▸ **Set task**
Hunt for the word "name" across the entries below, copying each line that holds it.

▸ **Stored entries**
──────────

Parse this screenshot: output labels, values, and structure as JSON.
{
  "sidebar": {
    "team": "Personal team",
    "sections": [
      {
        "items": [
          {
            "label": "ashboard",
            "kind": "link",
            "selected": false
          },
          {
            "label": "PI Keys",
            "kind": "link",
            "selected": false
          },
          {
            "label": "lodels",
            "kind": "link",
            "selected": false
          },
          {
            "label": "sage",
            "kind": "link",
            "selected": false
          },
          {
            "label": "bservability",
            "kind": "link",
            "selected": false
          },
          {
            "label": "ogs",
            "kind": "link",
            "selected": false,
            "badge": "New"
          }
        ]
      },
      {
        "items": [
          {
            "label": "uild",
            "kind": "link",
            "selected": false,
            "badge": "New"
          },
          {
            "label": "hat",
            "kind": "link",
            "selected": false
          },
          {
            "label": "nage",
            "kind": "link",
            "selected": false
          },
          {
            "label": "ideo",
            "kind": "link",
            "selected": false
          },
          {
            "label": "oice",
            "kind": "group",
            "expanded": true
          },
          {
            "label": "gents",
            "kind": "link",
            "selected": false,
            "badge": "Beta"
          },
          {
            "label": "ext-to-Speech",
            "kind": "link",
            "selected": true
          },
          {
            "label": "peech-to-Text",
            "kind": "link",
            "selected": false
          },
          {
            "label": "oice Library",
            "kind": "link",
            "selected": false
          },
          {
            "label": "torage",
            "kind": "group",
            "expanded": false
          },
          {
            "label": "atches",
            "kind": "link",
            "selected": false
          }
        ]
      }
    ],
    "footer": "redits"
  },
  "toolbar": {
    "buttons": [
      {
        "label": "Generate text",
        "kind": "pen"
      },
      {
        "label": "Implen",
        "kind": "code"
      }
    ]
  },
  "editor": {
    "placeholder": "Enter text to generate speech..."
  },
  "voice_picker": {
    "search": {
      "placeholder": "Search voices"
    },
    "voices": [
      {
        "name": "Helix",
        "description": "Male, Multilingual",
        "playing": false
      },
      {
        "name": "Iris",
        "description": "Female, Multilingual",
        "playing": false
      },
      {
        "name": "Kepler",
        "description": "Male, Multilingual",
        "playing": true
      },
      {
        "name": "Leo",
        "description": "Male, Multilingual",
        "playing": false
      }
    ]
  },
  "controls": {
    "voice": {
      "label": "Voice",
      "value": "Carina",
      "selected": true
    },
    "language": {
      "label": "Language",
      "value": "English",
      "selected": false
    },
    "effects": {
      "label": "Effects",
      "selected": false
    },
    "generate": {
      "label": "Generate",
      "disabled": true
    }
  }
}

──────────

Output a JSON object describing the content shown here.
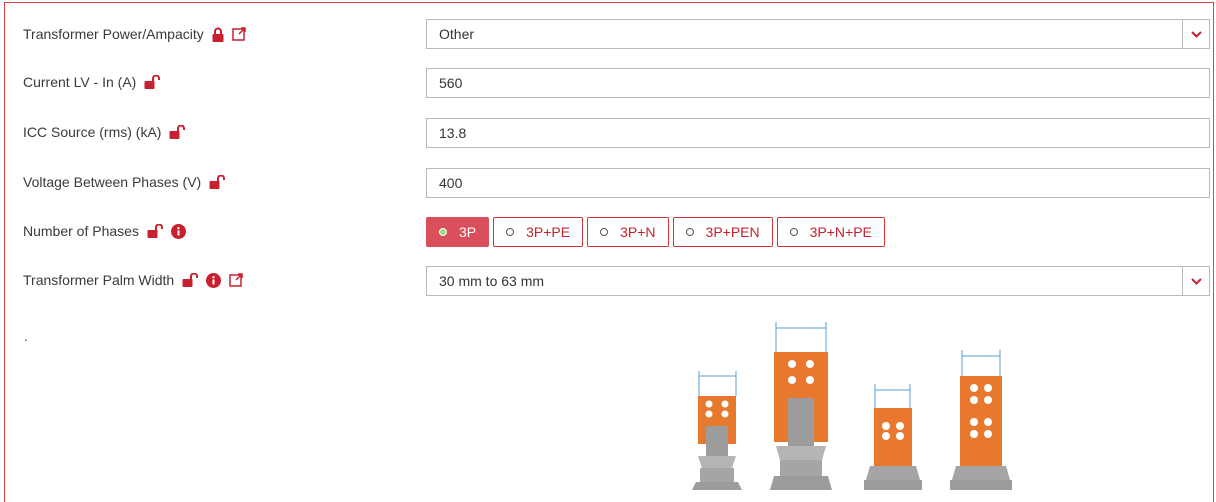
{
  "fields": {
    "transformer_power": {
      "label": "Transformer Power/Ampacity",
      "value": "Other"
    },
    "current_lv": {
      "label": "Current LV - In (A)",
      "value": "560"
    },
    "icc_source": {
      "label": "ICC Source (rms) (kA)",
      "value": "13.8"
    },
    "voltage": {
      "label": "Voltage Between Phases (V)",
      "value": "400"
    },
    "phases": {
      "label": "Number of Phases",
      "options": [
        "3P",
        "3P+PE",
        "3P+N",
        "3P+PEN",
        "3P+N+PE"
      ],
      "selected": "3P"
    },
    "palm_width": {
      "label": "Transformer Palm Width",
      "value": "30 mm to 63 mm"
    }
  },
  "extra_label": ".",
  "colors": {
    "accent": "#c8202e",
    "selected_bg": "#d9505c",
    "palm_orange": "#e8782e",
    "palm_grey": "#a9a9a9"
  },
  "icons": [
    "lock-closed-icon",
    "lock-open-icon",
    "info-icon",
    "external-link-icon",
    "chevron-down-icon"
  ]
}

──────────

▸ **The output**
        "name": "Helix",
        "name": "Iris",
        "name": "Kepler",
        "name": "Leo",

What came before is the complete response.